Search the material for the word "Orchids" and report each line where it turns up.

— START —

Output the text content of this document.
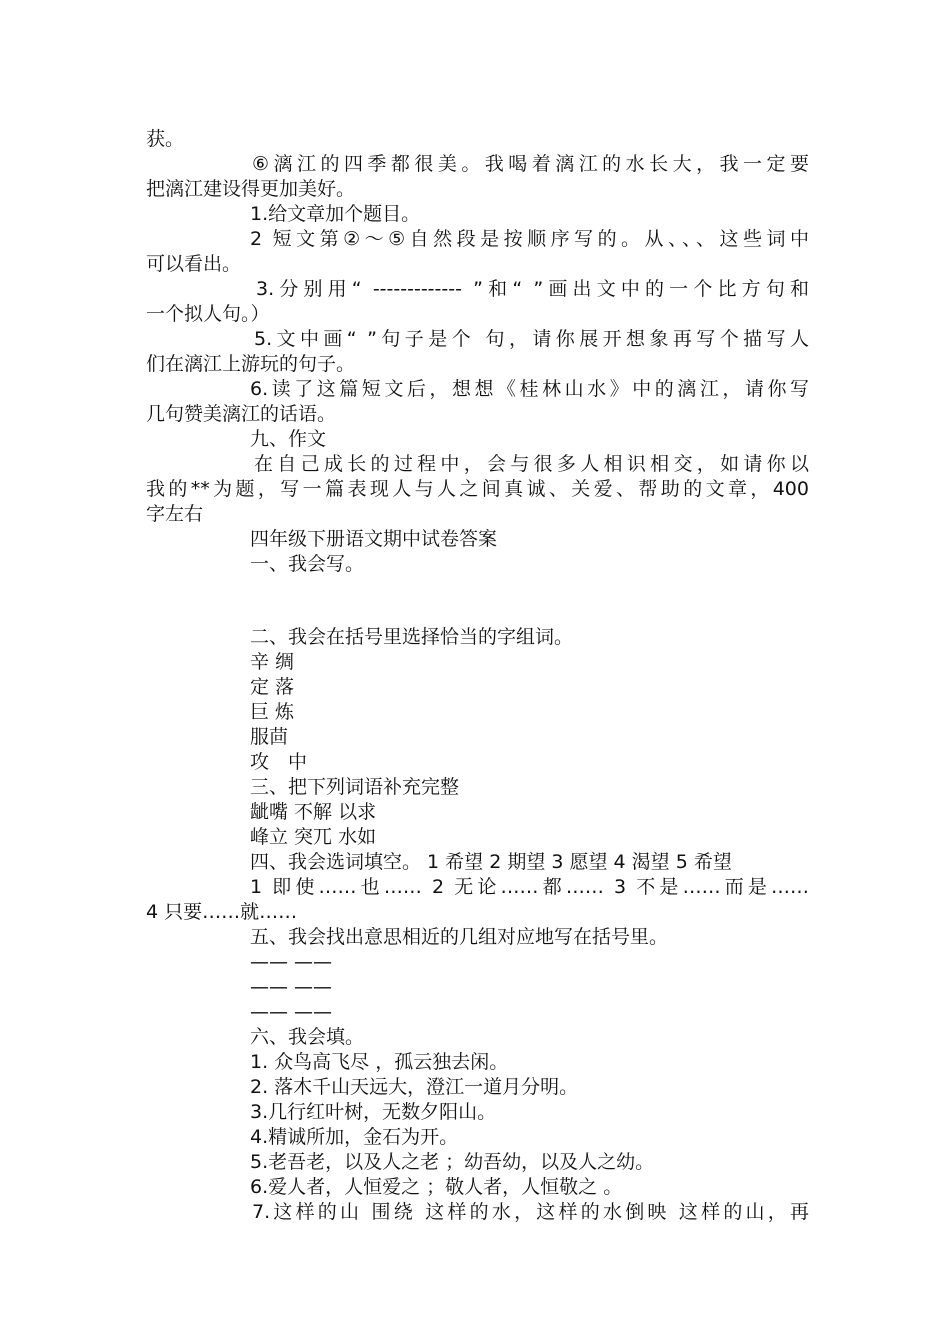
获。
⑥漓江的四季都很美。我喝着漓江的水长大，我一定要
把漓江建设得更加美好。
1.给文章加个题目。
2 短文第②～⑤自然段是按顺序写的。从、、、这些词中
可以看出。
3.分别用“ ------------- ”和“ ”画出文中的一个比方句和
一个拟人句。）
5.文中画“ ”句子是个 句，请你展开想象再写个描写人
们在漓江上游玩的句子。
6.读了这篇短文后，想想《桂林山水》中的漓江，请你写
几句赞美漓江的话语。
九、作文
在自己成长的过程中，会与很多人相识相交，如请你以
我的**为题，写一篇表现人与人之间真诚、关爱、帮助的文章，400
字左右
四年级下册语文期中试卷答案
一、我会写。
二、我会在括号里选择恰当的字组词。
辛 绸
定 落
巨 炼
服茴
攻　中
三、把下列词语补充完整
龇嘴 不解 以求
峰立 突兀 水如
四、我会选词填空。 1 希望 2 期望 3 愿望 4 渴望 5 希望
1 即使……也…… 2 无论……都…… 3 不是……而是……
4 只要……就……
五、我会找出意思相近的几组对应地写在括号里。
—— ——
—— ——
—— ——
六、我会填。
1. 众鸟高飞尽 ，孤云独去闲。
2. 落木千山天远大，澄江一道月分明。
3.几行红叶树，无数夕阳山。
4.精诚所加，金石为开。
5.老吾老，以及人之老 ；幼吾幼，以及人之幼。
6.爱人者，人恒爱之 ；敬人者，人恒敬之 。
7.这样的山 围绕 这样的水，这样的水倒映 这样的山，再
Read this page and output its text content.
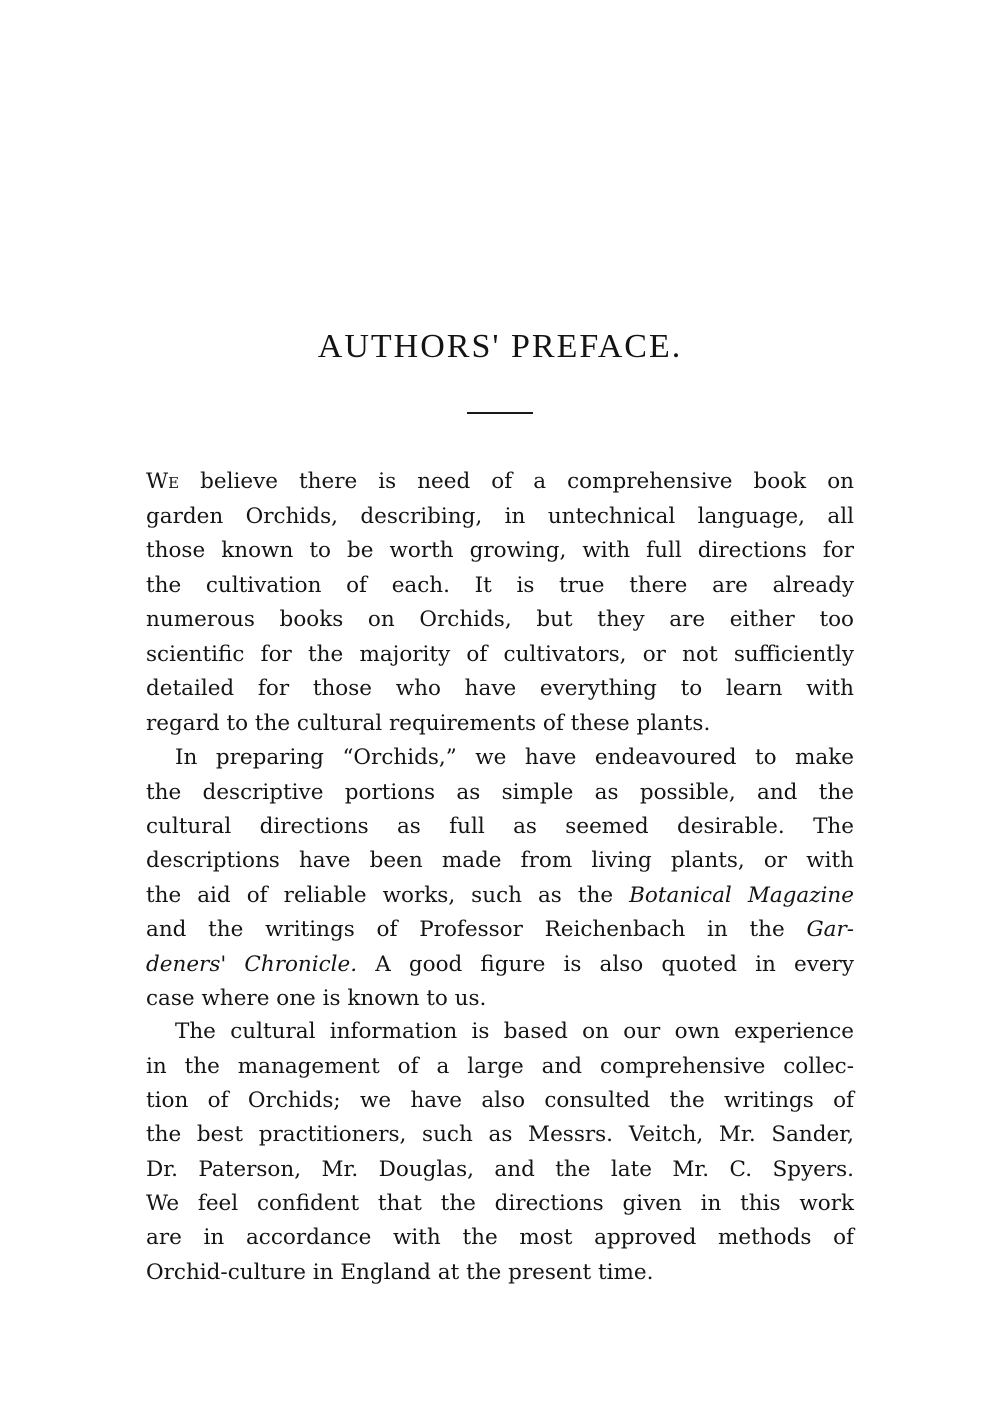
AUTHORS' PREFACE.
We believe there is need of a comprehensive book on
garden Orchids, describing, in untechnical language, all
those known to be worth growing, with full directions for
the cultivation of each. It is true there are already
numerous books on Orchids, but they are either too
scientific for the majority of cultivators, or not sufficiently
detailed for those who have everything to learn with
regard to the cultural requirements of these plants.
In preparing “Orchids,” we have endeavoured to make
the descriptive portions as simple as possible, and the
cultural directions as full as seemed desirable. The
descriptions have been made from living plants, or with
the aid of reliable works, such as the Botanical Magazine
and the writings of Professor Reichenbach in the Gar-
deners' Chronicle. A good figure is also quoted in every
case where one is known to us.
The cultural information is based on our own experience
in the management of a large and comprehensive collec-
tion of Orchids; we have also consulted the writings of
the best practitioners, such as Messrs. Veitch, Mr. Sander,
Dr. Paterson, Mr. Douglas, and the late Mr. C. Spyers.
We feel confident that the directions given in this work
are in accordance with the most approved methods of
Orchid-culture in England at the present time.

— END —

RESULT:
garden Orchids, describing, in untechnical language, all
numerous books on Orchids, but they are either too
In preparing “Orchids,” we have endeavoured to make
tion of Orchids; we have also consulted the writings of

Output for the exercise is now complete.